### [WHAT YOU SHOULD DO]
Check every line below for the word "structured" and copy the ones that have it.

### [SUPPLIED DATA]
----
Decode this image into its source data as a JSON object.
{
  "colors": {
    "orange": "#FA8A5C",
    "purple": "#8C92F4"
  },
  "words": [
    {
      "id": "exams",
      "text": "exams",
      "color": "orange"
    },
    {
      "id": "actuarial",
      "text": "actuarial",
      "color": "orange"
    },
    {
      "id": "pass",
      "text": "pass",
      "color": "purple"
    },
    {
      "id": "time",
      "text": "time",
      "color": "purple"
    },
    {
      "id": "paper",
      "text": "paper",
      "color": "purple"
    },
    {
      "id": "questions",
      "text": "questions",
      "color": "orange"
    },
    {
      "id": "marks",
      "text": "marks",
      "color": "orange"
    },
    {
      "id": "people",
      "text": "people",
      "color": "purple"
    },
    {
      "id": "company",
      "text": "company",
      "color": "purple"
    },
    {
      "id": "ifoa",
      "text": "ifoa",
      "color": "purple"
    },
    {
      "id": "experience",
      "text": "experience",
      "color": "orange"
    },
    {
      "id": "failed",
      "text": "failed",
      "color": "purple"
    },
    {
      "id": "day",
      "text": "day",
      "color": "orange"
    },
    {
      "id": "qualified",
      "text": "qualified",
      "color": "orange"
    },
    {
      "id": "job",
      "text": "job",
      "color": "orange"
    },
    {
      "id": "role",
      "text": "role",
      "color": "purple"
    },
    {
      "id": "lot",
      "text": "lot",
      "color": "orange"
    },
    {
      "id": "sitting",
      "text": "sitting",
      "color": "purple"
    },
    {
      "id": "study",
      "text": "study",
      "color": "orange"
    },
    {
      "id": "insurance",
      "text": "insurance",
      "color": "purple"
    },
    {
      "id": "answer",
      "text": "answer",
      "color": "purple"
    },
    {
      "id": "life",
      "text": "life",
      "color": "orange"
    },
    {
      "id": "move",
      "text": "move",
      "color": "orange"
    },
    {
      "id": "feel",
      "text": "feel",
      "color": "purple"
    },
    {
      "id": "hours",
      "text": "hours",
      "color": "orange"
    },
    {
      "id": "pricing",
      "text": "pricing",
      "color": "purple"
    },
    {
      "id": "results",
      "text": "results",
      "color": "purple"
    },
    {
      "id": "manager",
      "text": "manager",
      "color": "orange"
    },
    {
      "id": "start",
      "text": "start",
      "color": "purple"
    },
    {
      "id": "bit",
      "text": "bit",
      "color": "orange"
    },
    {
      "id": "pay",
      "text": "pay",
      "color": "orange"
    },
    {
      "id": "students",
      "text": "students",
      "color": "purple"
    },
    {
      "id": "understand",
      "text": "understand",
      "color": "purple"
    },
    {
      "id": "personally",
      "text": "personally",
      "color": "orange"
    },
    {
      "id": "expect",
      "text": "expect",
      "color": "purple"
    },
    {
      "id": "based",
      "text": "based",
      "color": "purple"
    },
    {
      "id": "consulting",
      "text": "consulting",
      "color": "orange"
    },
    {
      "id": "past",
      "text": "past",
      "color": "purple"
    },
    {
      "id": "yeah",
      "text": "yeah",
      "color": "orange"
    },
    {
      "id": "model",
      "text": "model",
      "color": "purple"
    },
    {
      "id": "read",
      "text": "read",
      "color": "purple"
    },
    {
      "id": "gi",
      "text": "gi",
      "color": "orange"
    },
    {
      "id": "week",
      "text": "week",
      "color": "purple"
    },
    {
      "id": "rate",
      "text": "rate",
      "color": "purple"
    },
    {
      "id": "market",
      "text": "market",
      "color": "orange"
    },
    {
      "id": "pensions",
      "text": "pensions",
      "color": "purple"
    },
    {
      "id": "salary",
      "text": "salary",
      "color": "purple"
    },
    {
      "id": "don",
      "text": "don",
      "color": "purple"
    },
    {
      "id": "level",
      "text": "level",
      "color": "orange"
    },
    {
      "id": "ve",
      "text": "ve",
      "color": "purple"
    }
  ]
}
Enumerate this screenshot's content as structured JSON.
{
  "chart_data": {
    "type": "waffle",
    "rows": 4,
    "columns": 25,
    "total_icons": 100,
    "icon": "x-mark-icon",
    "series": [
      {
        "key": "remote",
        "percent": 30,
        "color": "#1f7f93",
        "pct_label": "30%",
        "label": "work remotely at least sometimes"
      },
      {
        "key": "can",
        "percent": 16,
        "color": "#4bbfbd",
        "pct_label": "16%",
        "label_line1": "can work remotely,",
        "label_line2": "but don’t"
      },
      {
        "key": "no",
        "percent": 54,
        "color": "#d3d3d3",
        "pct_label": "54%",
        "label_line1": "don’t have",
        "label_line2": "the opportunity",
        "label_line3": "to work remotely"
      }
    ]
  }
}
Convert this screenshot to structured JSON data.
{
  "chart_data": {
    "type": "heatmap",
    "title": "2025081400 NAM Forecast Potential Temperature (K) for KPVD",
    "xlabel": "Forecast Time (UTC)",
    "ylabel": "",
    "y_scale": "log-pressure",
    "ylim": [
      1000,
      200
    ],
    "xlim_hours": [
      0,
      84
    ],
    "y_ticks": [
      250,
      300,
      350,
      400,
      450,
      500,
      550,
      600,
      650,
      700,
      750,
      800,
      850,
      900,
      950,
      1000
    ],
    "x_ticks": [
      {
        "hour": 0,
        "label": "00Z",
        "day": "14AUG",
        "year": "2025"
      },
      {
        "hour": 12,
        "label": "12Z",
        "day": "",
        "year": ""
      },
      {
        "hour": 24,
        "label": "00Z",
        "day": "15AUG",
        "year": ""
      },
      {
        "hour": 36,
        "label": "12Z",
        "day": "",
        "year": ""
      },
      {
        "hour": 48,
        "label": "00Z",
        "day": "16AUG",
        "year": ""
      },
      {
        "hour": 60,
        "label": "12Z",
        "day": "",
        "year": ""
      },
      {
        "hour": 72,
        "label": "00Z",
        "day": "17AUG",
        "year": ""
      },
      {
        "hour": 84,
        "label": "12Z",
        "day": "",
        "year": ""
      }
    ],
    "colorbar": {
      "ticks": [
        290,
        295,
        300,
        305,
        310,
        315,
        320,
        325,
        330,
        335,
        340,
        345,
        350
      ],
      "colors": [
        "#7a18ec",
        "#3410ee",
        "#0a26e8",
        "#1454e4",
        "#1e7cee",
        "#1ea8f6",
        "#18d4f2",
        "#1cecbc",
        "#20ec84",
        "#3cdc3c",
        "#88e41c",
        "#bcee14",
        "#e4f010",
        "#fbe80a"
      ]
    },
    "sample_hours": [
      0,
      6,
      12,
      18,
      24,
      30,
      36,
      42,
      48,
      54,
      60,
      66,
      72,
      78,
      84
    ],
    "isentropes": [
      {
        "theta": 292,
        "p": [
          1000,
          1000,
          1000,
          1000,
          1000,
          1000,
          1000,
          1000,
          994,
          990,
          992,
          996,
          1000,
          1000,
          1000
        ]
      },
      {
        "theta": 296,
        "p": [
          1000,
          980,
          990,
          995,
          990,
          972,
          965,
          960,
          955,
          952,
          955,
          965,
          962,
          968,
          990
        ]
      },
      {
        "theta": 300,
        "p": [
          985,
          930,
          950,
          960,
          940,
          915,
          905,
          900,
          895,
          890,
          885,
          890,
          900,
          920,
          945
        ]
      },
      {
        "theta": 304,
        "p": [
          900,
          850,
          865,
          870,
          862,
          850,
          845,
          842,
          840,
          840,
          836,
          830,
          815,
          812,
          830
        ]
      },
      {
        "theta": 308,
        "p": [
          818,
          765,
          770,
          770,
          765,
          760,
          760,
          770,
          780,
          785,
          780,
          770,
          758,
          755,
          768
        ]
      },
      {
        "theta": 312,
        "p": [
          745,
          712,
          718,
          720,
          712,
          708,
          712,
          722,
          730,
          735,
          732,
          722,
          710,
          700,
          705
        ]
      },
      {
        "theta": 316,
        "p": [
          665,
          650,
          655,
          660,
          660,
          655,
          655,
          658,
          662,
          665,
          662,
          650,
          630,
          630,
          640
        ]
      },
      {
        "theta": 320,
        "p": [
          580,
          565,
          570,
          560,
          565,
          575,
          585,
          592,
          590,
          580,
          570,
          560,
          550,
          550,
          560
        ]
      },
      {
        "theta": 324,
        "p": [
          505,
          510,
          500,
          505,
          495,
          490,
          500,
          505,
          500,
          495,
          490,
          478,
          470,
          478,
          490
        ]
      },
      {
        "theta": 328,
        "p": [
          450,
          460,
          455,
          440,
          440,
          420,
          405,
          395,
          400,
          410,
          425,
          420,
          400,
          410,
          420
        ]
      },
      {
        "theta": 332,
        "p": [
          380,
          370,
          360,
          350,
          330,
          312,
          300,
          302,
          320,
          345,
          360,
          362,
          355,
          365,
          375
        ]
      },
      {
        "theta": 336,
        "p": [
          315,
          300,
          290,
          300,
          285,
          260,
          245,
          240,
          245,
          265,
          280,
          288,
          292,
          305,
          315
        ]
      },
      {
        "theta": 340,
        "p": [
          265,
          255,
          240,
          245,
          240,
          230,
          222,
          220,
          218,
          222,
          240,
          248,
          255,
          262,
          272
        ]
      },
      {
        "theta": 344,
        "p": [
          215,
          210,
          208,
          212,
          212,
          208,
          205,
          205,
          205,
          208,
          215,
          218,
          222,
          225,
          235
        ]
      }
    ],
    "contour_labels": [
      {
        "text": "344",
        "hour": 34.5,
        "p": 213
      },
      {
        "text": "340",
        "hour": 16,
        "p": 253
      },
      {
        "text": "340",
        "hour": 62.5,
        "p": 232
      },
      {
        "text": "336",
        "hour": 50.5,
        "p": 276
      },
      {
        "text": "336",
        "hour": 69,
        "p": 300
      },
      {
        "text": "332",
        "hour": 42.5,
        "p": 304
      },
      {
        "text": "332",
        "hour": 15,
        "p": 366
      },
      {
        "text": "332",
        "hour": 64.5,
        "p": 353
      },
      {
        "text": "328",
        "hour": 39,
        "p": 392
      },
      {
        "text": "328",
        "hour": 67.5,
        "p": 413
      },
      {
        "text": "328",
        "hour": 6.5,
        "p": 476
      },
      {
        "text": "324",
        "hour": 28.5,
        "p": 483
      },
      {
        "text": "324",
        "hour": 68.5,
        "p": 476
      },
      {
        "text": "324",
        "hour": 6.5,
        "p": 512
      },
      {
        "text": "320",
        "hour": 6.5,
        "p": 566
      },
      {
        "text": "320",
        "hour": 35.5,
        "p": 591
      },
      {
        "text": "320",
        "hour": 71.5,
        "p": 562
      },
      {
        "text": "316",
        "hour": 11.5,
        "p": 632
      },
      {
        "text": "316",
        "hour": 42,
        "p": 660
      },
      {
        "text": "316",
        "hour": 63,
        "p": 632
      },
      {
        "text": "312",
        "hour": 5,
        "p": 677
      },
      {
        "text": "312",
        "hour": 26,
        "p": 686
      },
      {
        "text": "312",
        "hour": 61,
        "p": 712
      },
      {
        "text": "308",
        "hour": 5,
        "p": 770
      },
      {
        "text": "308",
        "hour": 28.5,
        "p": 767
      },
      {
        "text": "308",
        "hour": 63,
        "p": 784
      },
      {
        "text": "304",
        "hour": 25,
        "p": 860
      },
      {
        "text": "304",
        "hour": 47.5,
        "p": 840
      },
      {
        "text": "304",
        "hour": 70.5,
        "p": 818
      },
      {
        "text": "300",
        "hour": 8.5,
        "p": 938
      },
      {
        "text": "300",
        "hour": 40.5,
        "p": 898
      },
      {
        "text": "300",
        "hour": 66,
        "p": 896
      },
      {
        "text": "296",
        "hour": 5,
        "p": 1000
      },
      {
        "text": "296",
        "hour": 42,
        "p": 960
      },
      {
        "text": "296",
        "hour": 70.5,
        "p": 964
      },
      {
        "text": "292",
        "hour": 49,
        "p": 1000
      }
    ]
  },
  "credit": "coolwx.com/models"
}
----
### [WRITTEN REPLY]
Enumerate this screenshot's content as structured JSON.
Convert this screenshot to structured JSON data.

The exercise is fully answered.